begin Information given

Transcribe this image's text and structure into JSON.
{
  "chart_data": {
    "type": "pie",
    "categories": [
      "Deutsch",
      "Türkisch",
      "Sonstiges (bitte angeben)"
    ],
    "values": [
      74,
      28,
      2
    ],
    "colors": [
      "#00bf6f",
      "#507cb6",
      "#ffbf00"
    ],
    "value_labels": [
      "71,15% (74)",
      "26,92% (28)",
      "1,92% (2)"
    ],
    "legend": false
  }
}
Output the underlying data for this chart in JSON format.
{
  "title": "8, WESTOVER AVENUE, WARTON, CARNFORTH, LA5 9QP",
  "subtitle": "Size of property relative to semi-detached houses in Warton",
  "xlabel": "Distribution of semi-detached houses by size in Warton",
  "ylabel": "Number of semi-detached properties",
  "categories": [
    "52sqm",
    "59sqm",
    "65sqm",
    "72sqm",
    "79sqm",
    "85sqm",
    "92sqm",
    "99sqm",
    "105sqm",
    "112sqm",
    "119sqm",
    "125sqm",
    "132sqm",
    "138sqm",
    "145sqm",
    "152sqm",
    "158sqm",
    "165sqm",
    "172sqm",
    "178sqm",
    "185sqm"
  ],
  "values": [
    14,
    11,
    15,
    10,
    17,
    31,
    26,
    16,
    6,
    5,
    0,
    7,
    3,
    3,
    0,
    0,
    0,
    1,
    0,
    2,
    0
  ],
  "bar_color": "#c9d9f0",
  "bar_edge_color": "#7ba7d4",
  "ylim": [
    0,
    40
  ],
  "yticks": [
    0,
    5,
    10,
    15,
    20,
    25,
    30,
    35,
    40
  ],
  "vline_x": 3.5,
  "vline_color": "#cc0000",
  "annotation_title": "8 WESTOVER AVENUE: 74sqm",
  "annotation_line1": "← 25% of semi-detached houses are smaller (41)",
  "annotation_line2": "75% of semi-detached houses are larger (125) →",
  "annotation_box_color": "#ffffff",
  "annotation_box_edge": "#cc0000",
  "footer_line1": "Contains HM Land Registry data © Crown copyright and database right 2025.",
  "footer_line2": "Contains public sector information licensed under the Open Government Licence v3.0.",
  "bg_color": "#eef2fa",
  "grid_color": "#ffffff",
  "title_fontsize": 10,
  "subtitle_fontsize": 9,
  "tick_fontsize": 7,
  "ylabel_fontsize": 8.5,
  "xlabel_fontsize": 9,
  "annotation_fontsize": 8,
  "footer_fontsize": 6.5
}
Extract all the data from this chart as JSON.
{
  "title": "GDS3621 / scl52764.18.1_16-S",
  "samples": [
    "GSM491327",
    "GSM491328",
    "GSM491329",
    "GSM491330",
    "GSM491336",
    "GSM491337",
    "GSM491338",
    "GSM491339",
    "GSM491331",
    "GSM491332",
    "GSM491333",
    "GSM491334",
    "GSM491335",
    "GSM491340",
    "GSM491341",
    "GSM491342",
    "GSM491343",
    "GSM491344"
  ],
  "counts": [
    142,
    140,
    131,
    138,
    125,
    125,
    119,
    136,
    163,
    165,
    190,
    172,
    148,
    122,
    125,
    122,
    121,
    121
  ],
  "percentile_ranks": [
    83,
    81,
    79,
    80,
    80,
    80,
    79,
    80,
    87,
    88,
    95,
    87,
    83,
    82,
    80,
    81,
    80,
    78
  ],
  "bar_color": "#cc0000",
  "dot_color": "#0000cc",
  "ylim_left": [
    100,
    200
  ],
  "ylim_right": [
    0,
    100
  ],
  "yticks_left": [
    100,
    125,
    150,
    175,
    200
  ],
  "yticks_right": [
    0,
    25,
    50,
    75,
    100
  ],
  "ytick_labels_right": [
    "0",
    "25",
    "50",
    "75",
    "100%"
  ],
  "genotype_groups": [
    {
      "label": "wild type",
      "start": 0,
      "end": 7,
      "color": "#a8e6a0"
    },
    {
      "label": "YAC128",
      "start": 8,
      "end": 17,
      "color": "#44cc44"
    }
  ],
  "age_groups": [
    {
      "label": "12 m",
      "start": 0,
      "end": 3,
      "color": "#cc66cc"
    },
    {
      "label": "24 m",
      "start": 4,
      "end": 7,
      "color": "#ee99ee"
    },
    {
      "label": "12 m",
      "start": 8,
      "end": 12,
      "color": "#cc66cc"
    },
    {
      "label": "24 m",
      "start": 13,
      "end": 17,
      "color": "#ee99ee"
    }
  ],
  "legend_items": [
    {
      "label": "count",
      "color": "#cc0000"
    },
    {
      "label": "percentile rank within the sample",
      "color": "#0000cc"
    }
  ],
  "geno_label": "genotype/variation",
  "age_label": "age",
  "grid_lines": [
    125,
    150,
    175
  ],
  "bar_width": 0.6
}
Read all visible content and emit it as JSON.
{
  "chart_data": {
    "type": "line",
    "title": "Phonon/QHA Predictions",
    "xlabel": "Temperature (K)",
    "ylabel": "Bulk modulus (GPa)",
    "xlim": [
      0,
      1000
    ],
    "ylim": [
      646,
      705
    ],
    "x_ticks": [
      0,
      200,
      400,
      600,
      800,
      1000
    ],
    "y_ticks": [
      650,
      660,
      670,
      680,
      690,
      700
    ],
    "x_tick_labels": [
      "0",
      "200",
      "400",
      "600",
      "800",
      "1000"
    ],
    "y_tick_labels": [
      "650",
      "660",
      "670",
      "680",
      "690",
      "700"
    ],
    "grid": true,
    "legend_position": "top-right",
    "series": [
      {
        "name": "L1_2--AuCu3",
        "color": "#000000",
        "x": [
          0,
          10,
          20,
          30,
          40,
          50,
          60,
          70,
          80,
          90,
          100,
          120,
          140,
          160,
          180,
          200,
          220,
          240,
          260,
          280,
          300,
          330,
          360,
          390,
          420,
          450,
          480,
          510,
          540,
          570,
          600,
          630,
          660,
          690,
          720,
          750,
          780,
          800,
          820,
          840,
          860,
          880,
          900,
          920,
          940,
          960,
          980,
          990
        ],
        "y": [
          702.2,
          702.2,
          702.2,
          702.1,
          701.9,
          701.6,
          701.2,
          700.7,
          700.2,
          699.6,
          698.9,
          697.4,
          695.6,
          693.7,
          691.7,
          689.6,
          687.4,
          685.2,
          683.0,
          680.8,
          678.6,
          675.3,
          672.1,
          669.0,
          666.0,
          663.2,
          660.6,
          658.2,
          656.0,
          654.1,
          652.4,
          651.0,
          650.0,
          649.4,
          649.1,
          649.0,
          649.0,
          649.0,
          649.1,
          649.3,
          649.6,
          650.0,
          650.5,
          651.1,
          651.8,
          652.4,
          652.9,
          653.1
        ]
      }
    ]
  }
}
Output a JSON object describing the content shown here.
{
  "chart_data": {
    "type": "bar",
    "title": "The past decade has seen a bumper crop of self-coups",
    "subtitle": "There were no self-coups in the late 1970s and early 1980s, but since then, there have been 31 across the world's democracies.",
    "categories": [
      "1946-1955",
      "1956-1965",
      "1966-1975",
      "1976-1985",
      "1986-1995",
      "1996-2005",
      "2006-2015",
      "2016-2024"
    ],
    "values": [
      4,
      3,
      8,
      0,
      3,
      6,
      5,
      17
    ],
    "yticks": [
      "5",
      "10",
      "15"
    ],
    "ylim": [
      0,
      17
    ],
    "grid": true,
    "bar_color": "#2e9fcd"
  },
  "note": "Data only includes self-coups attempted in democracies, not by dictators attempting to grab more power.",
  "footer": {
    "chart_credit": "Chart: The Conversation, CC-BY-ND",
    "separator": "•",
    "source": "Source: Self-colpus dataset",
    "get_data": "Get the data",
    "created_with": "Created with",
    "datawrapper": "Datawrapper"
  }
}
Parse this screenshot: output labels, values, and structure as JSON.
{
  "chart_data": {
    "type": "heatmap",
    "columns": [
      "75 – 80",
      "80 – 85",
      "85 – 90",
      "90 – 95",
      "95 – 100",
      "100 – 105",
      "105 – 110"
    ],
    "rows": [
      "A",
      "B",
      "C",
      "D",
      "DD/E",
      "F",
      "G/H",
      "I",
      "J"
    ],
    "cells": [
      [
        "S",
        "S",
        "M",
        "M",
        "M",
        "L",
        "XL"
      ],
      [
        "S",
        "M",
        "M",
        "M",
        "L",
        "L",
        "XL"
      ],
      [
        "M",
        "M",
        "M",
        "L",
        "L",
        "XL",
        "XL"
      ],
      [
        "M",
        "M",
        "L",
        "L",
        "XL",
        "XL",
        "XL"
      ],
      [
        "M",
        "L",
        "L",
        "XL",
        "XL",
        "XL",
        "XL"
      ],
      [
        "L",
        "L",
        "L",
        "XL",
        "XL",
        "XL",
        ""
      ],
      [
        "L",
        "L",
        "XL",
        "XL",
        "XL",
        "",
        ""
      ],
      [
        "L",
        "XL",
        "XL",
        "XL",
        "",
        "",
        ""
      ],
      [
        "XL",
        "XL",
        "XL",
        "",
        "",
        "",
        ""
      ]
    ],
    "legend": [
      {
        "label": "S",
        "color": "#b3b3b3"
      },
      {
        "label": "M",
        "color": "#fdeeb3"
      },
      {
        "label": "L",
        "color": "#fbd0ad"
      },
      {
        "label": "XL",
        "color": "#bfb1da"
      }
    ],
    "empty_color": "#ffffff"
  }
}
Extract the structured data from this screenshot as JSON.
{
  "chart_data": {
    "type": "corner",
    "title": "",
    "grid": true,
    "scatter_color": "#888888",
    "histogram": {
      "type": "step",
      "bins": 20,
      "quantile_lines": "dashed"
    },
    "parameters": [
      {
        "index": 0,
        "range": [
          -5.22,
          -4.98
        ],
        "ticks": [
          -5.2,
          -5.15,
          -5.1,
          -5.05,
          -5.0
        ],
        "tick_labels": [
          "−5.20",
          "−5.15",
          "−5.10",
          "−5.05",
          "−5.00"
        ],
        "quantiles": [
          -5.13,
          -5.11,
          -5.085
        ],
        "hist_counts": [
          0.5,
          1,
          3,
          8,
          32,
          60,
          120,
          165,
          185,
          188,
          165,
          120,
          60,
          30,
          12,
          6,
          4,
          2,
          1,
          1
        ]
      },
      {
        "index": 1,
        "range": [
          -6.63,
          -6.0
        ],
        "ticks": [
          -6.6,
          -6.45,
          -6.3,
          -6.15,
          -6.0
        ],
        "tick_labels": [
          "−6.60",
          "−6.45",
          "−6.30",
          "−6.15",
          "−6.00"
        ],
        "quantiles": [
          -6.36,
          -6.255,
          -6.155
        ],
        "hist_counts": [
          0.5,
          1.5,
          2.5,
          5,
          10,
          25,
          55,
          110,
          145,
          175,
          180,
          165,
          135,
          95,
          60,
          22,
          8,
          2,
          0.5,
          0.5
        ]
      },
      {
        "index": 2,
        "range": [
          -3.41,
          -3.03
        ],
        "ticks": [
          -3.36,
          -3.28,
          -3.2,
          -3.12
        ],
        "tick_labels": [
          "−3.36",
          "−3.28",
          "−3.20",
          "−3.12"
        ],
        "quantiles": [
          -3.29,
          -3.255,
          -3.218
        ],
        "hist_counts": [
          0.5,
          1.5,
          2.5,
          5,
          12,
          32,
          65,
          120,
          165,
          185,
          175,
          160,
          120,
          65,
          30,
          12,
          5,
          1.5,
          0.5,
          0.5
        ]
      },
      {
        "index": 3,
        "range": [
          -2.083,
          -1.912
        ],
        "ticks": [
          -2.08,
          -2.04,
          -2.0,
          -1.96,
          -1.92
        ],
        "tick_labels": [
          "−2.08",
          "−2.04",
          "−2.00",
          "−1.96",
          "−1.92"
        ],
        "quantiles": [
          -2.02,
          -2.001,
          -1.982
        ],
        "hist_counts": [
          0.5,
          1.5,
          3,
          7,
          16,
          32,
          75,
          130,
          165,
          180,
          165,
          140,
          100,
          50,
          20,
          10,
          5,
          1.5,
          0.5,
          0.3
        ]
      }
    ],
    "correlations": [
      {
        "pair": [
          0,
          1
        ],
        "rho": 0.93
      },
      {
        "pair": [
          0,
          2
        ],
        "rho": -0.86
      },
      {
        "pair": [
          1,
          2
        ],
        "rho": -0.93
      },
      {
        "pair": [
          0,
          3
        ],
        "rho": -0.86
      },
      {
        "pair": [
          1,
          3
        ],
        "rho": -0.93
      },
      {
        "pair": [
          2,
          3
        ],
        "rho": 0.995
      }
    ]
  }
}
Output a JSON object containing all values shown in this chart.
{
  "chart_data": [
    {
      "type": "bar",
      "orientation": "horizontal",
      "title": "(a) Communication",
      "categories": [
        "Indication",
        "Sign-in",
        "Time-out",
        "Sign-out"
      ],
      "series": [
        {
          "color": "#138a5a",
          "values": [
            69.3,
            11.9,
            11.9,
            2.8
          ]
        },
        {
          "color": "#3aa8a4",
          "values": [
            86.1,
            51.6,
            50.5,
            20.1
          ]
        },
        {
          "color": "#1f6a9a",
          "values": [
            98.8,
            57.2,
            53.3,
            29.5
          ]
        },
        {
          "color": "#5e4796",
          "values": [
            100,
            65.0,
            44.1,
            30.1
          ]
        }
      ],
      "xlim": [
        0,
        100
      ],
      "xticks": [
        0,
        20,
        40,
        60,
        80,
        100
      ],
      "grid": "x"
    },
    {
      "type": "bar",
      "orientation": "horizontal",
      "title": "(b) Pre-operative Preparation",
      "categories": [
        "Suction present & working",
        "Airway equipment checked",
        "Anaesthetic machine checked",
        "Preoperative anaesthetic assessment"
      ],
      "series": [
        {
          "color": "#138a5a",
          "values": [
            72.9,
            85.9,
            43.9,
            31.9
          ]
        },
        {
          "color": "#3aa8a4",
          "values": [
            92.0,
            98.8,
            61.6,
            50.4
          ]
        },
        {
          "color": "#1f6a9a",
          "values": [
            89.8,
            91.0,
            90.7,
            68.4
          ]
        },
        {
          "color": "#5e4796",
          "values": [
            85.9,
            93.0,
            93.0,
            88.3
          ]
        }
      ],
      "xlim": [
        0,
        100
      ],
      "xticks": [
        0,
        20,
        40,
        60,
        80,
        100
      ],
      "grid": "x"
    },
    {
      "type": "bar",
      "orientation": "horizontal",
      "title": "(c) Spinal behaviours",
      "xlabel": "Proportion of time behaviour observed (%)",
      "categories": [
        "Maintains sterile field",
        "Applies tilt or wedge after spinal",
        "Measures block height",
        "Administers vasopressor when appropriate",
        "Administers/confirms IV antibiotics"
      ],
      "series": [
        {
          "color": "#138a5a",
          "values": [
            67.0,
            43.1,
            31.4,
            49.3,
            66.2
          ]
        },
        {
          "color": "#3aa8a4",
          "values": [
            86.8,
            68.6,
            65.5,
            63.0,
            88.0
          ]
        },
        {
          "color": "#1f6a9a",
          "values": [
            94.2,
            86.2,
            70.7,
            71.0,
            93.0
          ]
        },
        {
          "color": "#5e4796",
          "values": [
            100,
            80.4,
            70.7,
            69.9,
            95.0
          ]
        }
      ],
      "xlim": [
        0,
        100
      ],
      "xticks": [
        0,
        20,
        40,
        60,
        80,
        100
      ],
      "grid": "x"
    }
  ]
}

end Information given

> _What you will do_:
Go through the records. Copy each line where "houses" appears.

> _Result_:
  "subtitle": "Size of property relative to semi-detached houses in Warton",
  "xlabel": "Distribution of semi-detached houses by size in Warton",
  "annotation_line1": "← 25% of semi-detached houses are smaller (41)",
  "annotation_line2": "75% of semi-detached houses are larger (125) →",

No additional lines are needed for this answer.